## Short task
Identify and pull out each line of the entries in which "fijar" occurs.

## Material to process
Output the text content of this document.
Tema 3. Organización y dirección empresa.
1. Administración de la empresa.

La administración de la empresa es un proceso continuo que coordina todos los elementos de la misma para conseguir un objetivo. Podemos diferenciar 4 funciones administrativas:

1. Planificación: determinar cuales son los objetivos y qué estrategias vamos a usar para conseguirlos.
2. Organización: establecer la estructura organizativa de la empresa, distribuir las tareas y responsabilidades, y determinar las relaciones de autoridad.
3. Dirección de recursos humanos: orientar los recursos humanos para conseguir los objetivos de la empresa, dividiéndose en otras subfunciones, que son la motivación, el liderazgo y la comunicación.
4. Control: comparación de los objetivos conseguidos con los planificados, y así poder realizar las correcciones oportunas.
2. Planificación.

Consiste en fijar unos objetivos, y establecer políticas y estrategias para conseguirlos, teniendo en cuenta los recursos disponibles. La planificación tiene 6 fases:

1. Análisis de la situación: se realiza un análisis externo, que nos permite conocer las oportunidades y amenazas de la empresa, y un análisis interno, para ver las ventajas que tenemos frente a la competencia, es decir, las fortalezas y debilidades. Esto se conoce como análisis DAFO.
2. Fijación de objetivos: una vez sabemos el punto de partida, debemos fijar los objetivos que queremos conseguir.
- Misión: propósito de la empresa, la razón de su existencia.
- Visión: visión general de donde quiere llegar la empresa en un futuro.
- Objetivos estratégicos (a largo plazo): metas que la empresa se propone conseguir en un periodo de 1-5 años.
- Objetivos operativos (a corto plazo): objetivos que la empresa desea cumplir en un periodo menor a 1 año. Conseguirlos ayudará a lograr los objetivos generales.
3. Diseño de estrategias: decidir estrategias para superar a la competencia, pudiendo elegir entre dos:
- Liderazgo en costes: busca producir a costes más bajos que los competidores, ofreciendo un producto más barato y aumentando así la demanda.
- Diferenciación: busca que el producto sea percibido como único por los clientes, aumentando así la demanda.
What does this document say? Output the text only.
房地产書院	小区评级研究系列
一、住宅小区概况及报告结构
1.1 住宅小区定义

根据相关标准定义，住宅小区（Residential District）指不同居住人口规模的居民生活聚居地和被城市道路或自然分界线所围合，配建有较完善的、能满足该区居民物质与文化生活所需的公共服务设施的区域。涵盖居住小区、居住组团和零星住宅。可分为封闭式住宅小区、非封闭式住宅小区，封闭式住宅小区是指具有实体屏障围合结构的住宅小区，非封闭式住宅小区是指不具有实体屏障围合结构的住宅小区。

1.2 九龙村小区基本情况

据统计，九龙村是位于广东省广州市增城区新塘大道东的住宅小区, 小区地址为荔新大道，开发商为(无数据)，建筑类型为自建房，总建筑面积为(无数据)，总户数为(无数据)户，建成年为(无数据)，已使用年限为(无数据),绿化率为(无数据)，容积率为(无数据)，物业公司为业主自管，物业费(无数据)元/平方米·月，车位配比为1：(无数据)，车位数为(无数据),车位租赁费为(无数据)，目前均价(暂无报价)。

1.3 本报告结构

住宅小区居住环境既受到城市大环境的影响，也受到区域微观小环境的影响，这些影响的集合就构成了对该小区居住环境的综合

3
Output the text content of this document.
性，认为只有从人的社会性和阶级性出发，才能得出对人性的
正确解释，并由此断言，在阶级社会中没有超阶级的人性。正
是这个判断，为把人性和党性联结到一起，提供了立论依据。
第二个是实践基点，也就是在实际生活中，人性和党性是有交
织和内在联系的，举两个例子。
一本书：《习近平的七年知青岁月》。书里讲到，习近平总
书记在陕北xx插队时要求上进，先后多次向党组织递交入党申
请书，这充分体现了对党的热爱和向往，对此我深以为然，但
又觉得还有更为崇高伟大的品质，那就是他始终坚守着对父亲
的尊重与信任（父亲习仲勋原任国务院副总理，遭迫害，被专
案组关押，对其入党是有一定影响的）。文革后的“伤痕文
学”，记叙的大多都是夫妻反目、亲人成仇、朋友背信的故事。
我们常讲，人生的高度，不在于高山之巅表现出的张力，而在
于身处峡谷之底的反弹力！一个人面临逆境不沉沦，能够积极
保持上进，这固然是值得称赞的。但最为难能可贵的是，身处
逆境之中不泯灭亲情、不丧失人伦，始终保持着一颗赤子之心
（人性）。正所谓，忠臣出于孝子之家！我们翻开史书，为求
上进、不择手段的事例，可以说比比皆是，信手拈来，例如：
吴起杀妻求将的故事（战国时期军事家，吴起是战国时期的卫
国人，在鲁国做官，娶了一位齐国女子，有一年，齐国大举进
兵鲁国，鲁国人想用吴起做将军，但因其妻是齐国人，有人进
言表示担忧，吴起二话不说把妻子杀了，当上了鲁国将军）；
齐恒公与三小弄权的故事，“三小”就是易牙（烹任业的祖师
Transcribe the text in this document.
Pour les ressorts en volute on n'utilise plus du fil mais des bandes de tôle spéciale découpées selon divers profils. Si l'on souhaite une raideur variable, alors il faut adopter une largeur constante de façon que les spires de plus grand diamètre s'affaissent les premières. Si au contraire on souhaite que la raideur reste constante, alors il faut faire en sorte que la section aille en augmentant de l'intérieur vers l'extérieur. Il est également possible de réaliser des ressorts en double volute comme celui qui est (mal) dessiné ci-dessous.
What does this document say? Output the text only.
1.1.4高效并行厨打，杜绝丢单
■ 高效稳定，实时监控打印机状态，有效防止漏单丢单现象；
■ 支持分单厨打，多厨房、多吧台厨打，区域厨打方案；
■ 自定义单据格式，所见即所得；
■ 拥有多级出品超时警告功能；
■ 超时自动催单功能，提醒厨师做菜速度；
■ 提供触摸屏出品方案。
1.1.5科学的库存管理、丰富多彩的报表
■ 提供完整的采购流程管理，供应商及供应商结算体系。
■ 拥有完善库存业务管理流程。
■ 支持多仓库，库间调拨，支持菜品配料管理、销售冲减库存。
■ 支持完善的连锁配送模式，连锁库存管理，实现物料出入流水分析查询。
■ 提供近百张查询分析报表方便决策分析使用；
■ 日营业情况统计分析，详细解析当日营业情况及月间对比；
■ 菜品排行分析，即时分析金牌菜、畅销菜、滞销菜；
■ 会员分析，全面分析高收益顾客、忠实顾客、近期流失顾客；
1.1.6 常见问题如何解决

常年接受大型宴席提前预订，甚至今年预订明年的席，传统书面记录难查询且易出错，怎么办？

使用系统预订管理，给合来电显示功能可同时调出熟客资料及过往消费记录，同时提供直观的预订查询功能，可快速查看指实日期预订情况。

## Result below
Consiste en fijar unos objetivos, y establecer políticas y estrategias para conseguirlos, teniendo en cuenta los recursos disponibles. La planificación tiene 6 fases:
2. Fijación de objetivos: una vez sabemos el punto de partida, debemos fijar los objetivos que queremos conseguir.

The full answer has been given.